■ To be done: Filter the records below and copy every line containing the word "sender".

--- START Material provided ---

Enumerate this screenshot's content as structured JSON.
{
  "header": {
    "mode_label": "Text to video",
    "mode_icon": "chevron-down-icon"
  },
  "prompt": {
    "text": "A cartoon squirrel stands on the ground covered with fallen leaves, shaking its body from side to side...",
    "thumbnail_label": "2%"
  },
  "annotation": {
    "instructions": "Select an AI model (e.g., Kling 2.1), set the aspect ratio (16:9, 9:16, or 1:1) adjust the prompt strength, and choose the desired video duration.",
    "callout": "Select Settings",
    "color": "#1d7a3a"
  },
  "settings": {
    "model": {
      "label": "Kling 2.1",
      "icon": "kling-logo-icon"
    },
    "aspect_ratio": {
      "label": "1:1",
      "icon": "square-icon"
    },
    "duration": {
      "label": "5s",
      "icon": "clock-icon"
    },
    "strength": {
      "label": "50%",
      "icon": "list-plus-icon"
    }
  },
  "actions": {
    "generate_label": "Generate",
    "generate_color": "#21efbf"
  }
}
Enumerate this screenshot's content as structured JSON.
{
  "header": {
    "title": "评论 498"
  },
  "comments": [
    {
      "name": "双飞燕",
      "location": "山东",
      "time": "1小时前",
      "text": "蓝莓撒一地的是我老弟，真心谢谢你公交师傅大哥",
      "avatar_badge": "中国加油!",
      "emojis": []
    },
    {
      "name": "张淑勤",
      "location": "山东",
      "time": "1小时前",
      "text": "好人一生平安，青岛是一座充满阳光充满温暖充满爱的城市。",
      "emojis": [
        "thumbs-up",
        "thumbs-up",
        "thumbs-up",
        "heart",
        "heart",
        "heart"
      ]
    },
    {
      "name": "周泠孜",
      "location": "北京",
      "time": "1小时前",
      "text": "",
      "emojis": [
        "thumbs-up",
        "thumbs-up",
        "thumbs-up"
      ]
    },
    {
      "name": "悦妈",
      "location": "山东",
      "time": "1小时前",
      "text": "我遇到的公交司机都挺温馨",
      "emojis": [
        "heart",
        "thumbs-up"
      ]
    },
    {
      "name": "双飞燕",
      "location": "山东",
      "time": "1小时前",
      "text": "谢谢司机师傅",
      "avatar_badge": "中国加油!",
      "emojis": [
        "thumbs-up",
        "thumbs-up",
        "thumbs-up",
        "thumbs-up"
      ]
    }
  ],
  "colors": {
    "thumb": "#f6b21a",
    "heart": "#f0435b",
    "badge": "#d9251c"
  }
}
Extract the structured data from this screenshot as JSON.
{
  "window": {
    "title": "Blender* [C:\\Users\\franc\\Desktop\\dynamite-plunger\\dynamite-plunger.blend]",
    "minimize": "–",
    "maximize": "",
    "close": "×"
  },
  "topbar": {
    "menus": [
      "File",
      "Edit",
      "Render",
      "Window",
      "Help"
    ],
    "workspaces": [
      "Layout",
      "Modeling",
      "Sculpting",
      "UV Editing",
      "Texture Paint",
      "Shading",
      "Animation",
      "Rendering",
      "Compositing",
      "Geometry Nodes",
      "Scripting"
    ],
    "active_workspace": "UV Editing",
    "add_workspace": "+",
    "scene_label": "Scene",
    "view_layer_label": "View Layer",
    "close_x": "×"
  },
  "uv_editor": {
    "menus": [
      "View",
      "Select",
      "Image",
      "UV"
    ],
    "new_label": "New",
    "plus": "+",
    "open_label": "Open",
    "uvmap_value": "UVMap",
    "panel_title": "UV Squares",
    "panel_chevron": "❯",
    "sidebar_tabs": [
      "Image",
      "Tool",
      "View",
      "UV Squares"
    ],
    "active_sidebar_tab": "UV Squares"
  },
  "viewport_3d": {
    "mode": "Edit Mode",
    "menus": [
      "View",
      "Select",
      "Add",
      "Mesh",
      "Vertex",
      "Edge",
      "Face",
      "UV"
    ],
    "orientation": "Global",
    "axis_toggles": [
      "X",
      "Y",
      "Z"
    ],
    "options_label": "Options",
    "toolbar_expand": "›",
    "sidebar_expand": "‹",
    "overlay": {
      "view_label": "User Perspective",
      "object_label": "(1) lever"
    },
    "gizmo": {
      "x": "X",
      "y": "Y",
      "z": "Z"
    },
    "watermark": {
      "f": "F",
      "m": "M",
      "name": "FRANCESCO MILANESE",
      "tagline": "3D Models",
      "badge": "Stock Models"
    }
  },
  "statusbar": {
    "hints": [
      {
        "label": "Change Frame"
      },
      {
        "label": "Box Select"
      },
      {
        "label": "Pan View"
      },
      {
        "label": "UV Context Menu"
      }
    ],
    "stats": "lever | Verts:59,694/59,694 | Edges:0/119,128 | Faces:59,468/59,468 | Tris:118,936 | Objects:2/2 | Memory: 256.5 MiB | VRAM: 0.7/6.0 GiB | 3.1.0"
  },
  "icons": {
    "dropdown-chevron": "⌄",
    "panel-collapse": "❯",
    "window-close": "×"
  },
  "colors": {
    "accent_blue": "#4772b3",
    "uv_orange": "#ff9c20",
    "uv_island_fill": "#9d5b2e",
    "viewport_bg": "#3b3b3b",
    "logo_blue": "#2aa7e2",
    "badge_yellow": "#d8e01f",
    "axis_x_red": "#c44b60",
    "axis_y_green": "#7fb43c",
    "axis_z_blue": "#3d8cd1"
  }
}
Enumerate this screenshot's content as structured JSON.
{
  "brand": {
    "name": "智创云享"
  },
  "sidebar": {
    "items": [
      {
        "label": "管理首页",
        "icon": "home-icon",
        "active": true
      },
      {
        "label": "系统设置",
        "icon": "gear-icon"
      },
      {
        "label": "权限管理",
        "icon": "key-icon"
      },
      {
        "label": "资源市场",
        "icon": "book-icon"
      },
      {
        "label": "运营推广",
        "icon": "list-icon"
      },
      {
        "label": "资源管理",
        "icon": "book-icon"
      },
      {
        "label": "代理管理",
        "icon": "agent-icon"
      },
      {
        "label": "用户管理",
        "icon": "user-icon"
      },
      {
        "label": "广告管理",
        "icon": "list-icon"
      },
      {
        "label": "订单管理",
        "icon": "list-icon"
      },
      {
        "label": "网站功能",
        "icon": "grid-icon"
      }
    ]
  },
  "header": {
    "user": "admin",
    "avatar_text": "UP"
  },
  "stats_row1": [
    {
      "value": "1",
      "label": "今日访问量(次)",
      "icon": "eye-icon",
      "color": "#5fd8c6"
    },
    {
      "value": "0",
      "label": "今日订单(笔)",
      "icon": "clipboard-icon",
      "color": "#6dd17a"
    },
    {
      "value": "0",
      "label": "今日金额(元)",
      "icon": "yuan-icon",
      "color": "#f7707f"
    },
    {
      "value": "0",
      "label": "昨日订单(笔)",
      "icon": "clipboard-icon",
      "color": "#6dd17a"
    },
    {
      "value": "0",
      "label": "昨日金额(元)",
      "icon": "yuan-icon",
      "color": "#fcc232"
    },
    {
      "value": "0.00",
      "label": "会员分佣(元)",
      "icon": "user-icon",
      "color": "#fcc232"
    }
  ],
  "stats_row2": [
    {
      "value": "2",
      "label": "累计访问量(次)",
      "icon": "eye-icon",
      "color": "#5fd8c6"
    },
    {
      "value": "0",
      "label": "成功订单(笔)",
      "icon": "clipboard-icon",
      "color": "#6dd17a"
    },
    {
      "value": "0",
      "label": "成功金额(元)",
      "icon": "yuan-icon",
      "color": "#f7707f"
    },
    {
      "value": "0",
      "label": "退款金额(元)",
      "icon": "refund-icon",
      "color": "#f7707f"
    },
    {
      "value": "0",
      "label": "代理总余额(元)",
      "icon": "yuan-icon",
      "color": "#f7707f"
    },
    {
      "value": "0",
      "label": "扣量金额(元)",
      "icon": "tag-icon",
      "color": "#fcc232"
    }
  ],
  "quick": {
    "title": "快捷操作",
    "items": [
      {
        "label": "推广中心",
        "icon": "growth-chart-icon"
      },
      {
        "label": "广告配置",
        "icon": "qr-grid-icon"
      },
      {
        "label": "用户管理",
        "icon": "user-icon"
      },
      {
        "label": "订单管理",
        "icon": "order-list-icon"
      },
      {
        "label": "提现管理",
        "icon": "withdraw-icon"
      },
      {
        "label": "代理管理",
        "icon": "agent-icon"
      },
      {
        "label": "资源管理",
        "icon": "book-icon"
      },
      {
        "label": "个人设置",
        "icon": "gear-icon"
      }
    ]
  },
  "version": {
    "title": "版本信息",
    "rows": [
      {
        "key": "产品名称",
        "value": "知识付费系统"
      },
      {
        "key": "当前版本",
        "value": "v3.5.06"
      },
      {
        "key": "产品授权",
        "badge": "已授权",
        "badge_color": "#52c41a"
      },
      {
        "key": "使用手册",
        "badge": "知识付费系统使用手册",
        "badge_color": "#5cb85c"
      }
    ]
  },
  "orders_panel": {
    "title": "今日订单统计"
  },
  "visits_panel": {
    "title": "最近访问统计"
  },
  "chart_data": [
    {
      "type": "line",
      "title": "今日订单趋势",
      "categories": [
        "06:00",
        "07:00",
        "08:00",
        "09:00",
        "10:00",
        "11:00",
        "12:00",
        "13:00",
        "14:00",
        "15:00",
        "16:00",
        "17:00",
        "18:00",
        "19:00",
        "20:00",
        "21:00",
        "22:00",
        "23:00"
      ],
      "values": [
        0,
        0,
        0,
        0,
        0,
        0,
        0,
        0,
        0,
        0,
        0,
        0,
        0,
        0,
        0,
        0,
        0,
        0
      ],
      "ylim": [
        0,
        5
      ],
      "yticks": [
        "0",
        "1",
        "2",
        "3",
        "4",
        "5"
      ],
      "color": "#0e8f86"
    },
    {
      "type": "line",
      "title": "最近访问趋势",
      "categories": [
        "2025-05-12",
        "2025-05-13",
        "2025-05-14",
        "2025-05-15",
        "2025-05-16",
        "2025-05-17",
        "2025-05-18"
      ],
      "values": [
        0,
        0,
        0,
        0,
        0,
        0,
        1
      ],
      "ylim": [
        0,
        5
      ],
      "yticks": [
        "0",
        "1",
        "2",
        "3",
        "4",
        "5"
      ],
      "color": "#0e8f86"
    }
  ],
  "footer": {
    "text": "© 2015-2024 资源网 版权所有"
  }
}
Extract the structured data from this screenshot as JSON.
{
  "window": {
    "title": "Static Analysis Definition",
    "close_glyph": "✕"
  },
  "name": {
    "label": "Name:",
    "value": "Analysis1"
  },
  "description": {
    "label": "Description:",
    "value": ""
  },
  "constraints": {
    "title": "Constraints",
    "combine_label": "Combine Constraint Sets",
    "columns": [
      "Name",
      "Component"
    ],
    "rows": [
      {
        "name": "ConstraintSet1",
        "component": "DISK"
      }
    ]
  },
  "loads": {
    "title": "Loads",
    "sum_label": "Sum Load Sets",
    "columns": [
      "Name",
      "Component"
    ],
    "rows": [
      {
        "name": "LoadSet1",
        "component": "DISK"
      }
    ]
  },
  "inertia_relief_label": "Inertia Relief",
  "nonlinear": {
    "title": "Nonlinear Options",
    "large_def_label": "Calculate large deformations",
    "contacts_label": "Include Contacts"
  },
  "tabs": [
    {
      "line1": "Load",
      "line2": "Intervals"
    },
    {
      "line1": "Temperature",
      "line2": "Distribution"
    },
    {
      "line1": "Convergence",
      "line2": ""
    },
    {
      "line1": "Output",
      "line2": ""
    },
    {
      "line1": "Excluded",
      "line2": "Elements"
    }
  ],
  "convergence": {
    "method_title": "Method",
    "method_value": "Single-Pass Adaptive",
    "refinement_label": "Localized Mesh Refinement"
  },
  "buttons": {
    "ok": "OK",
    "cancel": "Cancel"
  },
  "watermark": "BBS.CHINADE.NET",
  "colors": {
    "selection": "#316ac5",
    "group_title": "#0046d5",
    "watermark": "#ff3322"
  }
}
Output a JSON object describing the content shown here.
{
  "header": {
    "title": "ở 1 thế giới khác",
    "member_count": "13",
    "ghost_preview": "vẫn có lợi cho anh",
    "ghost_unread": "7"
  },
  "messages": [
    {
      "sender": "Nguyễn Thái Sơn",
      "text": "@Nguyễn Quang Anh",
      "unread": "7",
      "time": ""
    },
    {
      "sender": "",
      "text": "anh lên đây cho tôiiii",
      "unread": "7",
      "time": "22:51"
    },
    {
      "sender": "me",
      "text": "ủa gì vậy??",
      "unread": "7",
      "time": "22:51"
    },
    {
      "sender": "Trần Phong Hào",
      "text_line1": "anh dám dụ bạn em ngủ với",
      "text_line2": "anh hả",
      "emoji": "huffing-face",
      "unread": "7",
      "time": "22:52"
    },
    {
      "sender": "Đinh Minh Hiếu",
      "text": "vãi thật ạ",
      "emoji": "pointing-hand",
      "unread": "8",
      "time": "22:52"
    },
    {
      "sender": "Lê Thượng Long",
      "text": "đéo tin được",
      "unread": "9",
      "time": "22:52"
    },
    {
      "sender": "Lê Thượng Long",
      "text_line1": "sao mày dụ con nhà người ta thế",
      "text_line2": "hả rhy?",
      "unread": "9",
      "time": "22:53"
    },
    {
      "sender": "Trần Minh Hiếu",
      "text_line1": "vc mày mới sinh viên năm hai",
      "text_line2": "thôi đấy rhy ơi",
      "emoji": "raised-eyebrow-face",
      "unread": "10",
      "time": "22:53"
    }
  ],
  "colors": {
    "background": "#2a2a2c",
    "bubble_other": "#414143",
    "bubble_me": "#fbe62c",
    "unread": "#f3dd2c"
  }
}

--- END Material provided ---

■ Problem solution:
      "sender": "Nguyễn Thái Sơn",
      "sender": "",
      "sender": "me",
      "sender": "Trần Phong Hào",
      "sender": "Đinh Minh Hiếu",
      "sender": "Lê Thượng Long",
      "sender": "Lê Thượng Long",
      "sender": "Trần Minh Hiếu",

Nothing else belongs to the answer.